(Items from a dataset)
....

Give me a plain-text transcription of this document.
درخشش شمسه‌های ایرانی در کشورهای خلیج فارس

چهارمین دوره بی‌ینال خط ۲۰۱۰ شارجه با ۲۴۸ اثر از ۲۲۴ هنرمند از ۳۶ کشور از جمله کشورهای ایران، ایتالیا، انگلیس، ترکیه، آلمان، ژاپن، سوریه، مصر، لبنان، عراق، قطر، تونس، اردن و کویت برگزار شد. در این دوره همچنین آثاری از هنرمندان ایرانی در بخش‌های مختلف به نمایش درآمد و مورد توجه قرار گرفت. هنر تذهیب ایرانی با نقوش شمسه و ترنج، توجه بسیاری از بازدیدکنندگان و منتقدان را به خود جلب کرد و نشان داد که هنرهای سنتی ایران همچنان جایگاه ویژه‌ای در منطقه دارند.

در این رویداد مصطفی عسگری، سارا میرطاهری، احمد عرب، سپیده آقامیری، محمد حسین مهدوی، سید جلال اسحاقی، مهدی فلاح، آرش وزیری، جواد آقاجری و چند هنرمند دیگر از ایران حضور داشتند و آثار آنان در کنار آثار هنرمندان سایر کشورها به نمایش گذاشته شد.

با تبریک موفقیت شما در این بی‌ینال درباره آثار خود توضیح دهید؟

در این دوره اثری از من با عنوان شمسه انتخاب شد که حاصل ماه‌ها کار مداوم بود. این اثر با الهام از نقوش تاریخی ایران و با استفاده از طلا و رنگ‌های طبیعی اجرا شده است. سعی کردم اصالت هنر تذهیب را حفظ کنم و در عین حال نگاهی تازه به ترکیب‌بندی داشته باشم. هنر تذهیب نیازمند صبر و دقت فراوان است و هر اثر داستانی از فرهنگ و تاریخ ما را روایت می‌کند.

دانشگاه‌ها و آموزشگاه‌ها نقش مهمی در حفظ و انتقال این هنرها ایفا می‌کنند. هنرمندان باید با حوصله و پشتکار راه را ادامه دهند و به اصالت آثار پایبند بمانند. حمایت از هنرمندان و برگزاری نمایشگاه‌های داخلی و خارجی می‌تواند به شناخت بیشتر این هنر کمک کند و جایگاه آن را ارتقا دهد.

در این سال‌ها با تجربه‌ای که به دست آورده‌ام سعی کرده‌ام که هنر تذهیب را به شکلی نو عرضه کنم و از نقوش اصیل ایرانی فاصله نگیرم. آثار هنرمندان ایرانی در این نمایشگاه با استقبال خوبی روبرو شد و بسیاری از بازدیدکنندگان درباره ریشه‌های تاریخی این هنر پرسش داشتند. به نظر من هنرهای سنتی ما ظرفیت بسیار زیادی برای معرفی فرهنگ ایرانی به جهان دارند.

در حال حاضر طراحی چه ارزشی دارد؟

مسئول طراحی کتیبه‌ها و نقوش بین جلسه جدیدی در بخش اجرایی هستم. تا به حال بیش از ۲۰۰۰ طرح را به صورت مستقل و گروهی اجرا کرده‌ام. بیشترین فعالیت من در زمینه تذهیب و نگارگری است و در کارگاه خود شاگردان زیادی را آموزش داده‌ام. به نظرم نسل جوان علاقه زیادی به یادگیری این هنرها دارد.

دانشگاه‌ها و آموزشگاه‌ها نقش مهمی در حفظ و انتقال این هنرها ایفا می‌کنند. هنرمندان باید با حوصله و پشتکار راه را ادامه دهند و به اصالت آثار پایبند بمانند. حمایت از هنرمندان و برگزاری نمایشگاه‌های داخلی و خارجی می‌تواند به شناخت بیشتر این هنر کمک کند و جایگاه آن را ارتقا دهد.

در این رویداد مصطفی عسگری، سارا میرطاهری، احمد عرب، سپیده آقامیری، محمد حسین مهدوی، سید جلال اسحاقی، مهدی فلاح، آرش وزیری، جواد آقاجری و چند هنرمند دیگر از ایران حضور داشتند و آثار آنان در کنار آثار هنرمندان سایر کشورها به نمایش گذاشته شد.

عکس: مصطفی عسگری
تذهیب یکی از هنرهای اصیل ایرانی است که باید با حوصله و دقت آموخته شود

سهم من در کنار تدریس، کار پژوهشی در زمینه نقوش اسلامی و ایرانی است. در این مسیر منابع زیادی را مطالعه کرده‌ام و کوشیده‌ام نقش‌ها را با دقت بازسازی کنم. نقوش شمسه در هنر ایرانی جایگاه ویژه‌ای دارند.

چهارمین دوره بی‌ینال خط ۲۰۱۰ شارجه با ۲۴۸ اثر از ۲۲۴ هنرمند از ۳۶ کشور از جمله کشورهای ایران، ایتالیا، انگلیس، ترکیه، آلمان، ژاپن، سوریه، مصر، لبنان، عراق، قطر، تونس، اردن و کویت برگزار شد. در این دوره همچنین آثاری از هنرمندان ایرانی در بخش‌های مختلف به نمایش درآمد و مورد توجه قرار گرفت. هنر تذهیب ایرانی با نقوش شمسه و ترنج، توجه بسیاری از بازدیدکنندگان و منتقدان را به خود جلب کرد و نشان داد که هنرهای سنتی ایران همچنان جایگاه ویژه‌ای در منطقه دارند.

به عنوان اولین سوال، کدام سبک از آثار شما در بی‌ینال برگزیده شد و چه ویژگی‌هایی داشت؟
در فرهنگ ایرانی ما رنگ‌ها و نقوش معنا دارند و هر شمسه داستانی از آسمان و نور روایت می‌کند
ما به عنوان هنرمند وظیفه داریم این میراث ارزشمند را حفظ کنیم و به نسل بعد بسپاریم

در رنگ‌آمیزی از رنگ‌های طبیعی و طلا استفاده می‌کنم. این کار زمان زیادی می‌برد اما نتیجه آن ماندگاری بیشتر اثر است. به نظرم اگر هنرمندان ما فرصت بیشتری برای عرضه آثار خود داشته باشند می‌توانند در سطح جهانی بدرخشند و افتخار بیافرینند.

....

Exercise instructions: Retype the material in full, character for character.

Response to this exercise:
Give me a plain-text transcription of this document.
درخشش شمسه‌های ایرانی در کشورهای خلیج فارس

چهارمین دوره بی‌ینال خط ۲۰۱۰ شارجه با ۲۴۸ اثر از ۲۲۴ هنرمند از ۳۶ کشور از جمله کشورهای ایران، ایتالیا، انگلیس، ترکیه، آلمان، ژاپن، سوریه، مصر، لبنان، عراق، قطر، تونس، اردن و کویت برگزار شد. در این دوره همچنین آثاری از هنرمندان ایرانی در بخش‌های مختلف به نمایش درآمد و مورد توجه قرار گرفت. هنر تذهیب ایرانی با نقوش شمسه و ترنج، توجه بسیاری از بازدیدکنندگان و منتقدان را به خود جلب کرد و نشان داد که هنرهای سنتی ایران همچنان جایگاه ویژه‌ای در منطقه دارند.

در این رویداد مصطفی عسگری، سارا میرطاهری، احمد عرب، سپیده آقامیری، محمد حسین مهدوی، سید جلال اسحاقی، مهدی فلاح، آرش وزیری، جواد آقاجری و چند هنرمند دیگر از ایران حضور داشتند و آثار آنان در کنار آثار هنرمندان سایر کشورها به نمایش گذاشته شد.

با تبریک موفقیت شما در این بی‌ینال درباره آثار خود توضیح دهید؟

در این دوره اثری از من با عنوان شمسه انتخاب شد که حاصل ماه‌ها کار مداوم بود. این اثر با الهام از نقوش تاریخی ایران و با استفاده از طلا و رنگ‌های طبیعی اجرا شده است. سعی کردم اصالت هنر تذهیب را حفظ کنم و در عین حال نگاهی تازه به ترکیب‌بندی داشته باشم. هنر تذهیب نیازمند صبر و دقت فراوان است و هر اثر داستانی از فرهنگ و تاریخ ما را روایت می‌کند.

دانشگاه‌ها و آموزشگاه‌ها نقش مهمی در حفظ و انتقال این هنرها ایفا می‌کنند. هنرمندان باید با حوصله و پشتکار راه را ادامه دهند و به اصالت آثار پایبند بمانند. حمایت از هنرمندان و برگزاری نمایشگاه‌های داخلی و خارجی می‌تواند به شناخت بیشتر این هنر کمک کند و جایگاه آن را ارتقا دهد.

در این سال‌ها با تجربه‌ای که به دست آورده‌ام سعی کرده‌ام که هنر تذهیب را به شکلی نو عرضه کنم و از نقوش اصیل ایرانی فاصله نگیرم. آثار هنرمندان ایرانی در این نمایشگاه با استقبال خوبی روبرو شد و بسیاری از بازدیدکنندگان درباره ریشه‌های تاریخی این هنر پرسش داشتند. به نظر من هنرهای سنتی ما ظرفیت بسیار زیادی برای معرفی فرهنگ ایرانی به جهان دارند.

در حال حاضر طراحی چه ارزشی دارد؟

مسئول طراحی کتیبه‌ها و نقوش بین جلسه جدیدی در بخش اجرایی هستم. تا به حال بیش از ۲۰۰۰ طرح را به صورت مستقل و گروهی اجرا کرده‌ام. بیشترین فعالیت من در زمینه تذهیب و نگارگری است و در کارگاه خود شاگردان زیادی را آموزش داده‌ام. به نظرم نسل جوان علاقه زیادی به یادگیری این هنرها دارد.

دانشگاه‌ها و آموزشگاه‌ها نقش مهمی در حفظ و انتقال این هنرها ایفا می‌کنند. هنرمندان باید با حوصله و پشتکار راه را ادامه دهند و به اصالت آثار پایبند بمانند. حمایت از هنرمندان و برگزاری نمایشگاه‌های داخلی و خارجی می‌تواند به شناخت بیشتر این هنر کمک کند و جایگاه آن را ارتقا دهد.

در این رویداد مصطفی عسگری، سارا میرطاهری، احمد عرب، سپیده آقامیری، محمد حسین مهدوی، سید جلال اسحاقی، مهدی فلاح، آرش وزیری، جواد آقاجری و چند هنرمند دیگر از ایران حضور داشتند و آثار آنان در کنار آثار هنرمندان سایر کشورها به نمایش گذاشته شد.

عکس: مصطفی عسگری
تذهیب یکی از هنرهای اصیل ایرانی است که باید با حوصله و دقت آموخته شود

سهم من در کنار تدریس، کار پژوهشی در زمینه نقوش اسلامی و ایرانی است. در این مسیر منابع زیادی را مطالعه کرده‌ام و کوشیده‌ام نقش‌ها را با دقت بازسازی کنم. نقوش شمسه در هنر ایرانی جایگاه ویژه‌ای دارند.

چهارمین دوره بی‌ینال خط ۲۰۱۰ شارجه با ۲۴۸ اثر از ۲۲۴ هنرمند از ۳۶ کشور از جمله کشورهای ایران، ایتالیا، انگلیس، ترکیه، آلمان، ژاپن، سوریه، مصر، لبنان، عراق، قطر، تونس، اردن و کویت برگزار شد. در این دوره همچنین آثاری از هنرمندان ایرانی در بخش‌های مختلف به نمایش درآمد و مورد توجه قرار گرفت. هنر تذهیب ایرانی با نقوش شمسه و ترنج، توجه بسیاری از بازدیدکنندگان و منتقدان را به خود جلب کرد و نشان داد که هنرهای سنتی ایران همچنان جایگاه ویژه‌ای در منطقه دارند.

به عنوان اولین سوال، کدام سبک از آثار شما در بی‌ینال برگزیده شد و چه ویژگی‌هایی داشت؟
در فرهنگ ایرانی ما رنگ‌ها و نقوش معنا دارند و هر شمسه داستانی از آسمان و نور روایت می‌کند
ما به عنوان هنرمند وظیفه داریم این میراث ارزشمند را حفظ کنیم و به نسل بعد بسپاریم

در رنگ‌آمیزی از رنگ‌های طبیعی و طلا استفاده می‌کنم. این کار زمان زیادی می‌برد اما نتیجه آن ماندگاری بیشتر اثر است. به نظرم اگر هنرمندان ما فرصت بیشتری برای عرضه آثار خود داشته باشند می‌توانند در سطح جهانی بدرخشند و افتخار بیافرینند.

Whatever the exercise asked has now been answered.